• Problem statement: Check every line below for the string "title", and copy the lines that contain it.

• Supplied data:
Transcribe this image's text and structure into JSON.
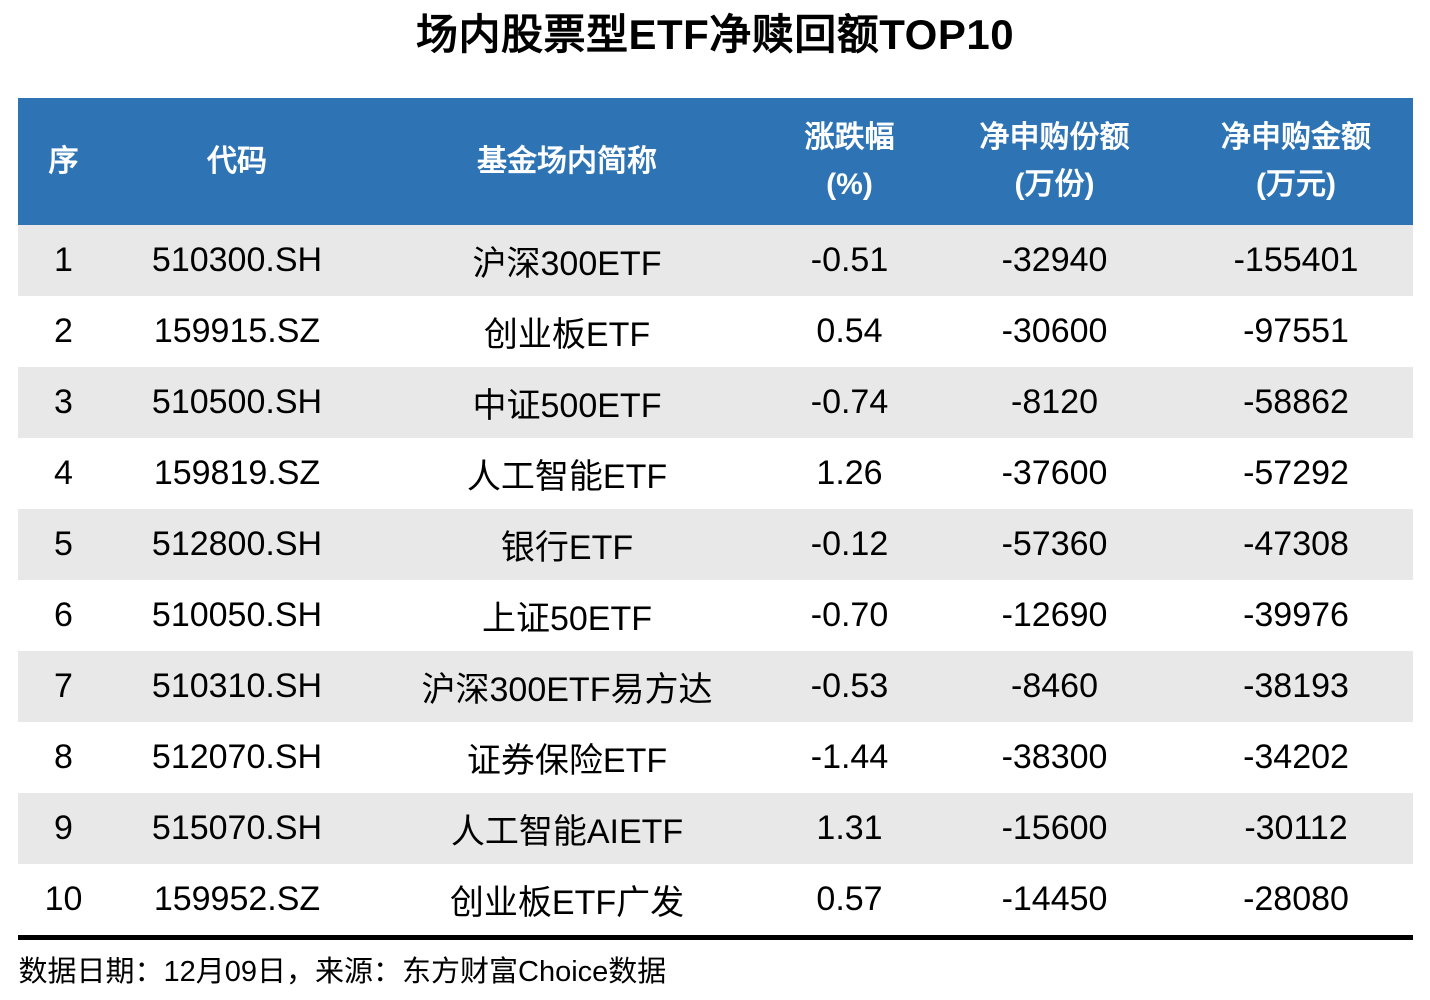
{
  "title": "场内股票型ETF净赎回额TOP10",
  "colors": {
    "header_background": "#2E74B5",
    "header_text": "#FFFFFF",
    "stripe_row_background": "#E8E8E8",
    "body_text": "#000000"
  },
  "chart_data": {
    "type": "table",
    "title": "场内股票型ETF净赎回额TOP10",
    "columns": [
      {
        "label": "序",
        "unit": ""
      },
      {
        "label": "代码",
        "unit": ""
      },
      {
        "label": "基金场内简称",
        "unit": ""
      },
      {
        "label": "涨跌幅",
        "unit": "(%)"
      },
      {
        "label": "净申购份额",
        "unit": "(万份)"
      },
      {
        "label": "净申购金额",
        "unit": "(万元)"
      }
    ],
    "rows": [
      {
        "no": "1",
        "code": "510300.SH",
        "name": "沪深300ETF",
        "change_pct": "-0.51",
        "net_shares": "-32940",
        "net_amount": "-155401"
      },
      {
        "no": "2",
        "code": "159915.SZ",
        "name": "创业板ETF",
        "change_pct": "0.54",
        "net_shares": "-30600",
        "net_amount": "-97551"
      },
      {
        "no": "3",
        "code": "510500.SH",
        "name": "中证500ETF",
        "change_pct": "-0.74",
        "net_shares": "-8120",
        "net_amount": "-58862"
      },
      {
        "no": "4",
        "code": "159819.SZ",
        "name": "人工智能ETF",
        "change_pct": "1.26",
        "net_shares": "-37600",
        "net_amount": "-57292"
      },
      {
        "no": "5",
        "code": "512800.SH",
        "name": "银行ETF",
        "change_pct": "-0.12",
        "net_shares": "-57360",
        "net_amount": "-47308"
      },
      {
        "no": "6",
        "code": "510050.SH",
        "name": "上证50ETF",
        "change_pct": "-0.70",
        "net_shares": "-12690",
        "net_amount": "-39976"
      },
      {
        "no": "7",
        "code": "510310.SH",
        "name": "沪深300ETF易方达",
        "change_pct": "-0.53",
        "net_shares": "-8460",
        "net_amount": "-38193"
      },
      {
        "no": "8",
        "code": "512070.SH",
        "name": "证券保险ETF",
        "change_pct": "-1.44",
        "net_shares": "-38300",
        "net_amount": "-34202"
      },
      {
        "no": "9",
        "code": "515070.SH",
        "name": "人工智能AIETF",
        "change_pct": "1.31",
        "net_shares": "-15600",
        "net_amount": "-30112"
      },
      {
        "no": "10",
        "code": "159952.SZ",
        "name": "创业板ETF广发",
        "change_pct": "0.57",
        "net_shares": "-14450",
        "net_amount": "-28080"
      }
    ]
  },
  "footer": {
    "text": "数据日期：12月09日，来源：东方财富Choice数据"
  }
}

* * *

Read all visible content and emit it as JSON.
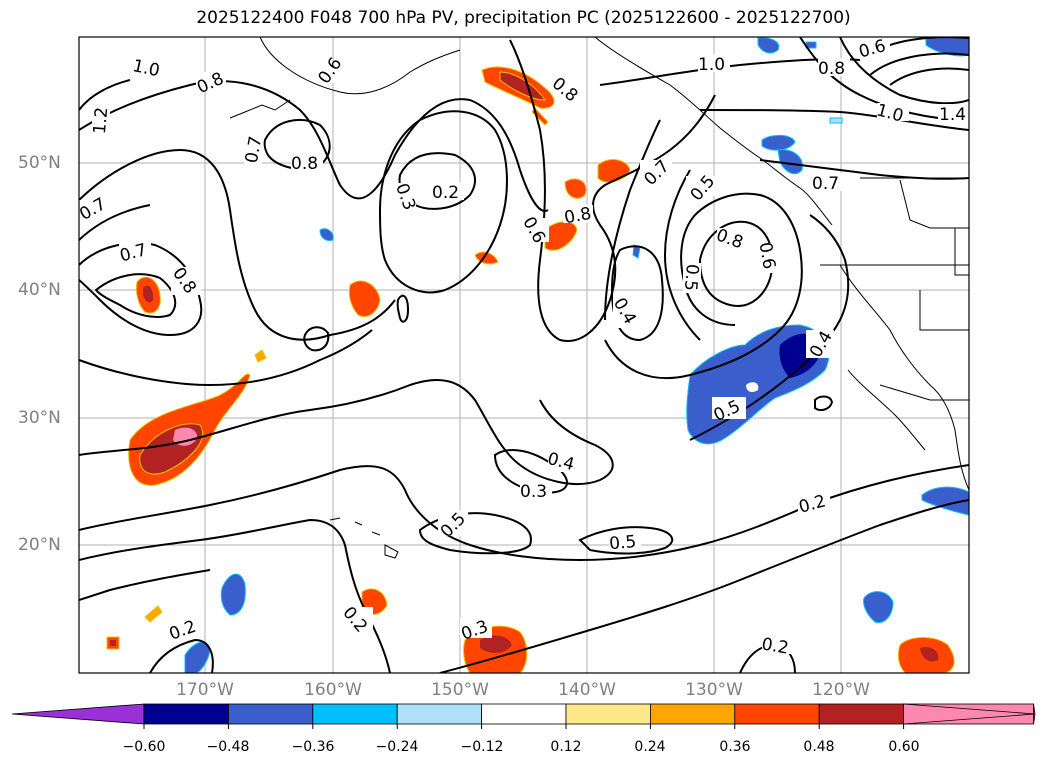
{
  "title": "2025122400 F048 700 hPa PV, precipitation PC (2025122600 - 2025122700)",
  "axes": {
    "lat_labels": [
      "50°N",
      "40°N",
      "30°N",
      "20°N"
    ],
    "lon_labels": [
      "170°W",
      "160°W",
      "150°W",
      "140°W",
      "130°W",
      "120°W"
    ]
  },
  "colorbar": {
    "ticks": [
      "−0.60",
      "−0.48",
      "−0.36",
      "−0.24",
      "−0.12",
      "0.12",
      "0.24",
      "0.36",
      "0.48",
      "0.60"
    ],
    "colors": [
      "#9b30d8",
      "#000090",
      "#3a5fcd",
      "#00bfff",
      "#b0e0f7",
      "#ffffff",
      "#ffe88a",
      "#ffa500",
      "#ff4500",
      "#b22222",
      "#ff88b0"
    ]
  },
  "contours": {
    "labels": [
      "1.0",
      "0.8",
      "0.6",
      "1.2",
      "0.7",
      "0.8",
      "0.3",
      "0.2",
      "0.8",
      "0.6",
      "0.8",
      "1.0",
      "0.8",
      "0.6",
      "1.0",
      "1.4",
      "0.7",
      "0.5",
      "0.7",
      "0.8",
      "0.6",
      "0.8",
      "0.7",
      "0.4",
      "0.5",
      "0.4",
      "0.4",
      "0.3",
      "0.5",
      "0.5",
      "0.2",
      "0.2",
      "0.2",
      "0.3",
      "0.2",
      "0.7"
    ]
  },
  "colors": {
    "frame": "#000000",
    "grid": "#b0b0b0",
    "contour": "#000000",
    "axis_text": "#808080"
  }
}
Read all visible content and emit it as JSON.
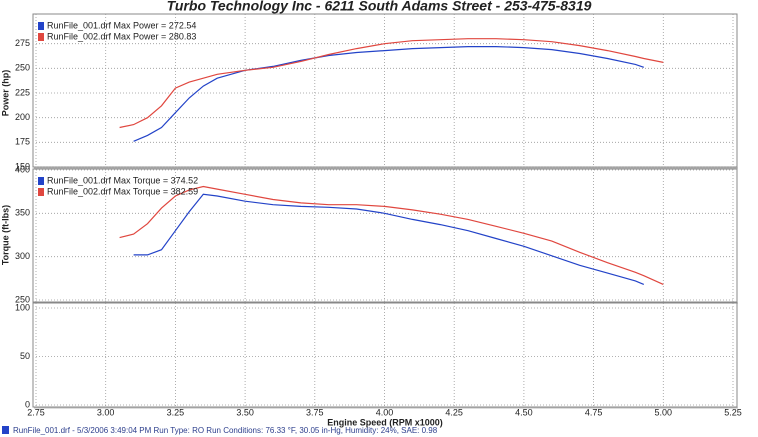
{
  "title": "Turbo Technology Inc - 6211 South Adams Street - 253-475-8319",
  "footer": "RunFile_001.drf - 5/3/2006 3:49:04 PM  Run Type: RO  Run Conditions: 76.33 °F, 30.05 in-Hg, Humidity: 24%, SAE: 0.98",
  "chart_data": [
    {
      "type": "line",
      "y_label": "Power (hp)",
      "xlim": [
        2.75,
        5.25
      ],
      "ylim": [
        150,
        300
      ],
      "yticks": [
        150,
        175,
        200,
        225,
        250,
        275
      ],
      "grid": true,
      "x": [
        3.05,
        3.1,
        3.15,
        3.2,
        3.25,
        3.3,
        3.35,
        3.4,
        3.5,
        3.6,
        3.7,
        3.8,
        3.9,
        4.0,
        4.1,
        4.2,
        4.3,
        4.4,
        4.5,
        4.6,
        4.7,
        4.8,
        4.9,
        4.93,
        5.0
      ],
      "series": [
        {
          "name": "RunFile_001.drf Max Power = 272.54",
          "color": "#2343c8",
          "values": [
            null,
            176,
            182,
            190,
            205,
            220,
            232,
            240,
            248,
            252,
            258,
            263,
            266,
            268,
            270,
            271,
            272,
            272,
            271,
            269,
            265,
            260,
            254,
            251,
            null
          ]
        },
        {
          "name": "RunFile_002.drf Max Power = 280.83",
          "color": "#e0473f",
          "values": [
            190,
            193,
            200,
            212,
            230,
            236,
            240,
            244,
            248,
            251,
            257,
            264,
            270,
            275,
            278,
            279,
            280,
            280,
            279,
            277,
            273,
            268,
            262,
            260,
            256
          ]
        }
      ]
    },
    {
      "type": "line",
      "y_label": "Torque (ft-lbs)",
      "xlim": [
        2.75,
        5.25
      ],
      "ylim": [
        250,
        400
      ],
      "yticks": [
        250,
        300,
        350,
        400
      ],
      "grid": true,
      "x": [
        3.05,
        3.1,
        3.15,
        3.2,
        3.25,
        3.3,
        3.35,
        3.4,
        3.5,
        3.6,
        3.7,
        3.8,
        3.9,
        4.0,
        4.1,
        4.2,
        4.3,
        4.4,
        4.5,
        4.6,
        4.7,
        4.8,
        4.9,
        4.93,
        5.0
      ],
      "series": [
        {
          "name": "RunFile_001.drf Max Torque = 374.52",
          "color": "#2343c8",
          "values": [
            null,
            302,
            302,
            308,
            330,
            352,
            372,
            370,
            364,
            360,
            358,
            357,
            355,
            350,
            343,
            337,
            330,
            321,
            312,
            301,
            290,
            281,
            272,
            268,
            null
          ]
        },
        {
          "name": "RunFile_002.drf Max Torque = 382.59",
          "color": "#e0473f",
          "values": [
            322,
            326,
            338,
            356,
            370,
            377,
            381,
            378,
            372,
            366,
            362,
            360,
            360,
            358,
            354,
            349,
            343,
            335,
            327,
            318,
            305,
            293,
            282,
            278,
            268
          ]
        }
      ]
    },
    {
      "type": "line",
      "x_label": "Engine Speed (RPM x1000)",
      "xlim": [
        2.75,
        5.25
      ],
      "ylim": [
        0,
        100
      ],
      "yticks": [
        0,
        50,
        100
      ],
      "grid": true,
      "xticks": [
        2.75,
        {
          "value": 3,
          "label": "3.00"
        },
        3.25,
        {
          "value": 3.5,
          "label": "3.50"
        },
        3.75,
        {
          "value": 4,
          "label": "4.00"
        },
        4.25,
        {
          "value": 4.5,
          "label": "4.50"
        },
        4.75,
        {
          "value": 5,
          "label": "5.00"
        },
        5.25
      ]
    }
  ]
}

• Full output:
  "title": "场内股票型ETF净赎回额TOP10",
    "title": "场内股票型ETF净赎回额TOP10",
  "title": "2025122400 F048 700 hPa PV, precipitation PC (2025122600 - 2025122700)",
  "title": "Turbo Technology Inc - 6211 South Adams Street - 253-475-8319",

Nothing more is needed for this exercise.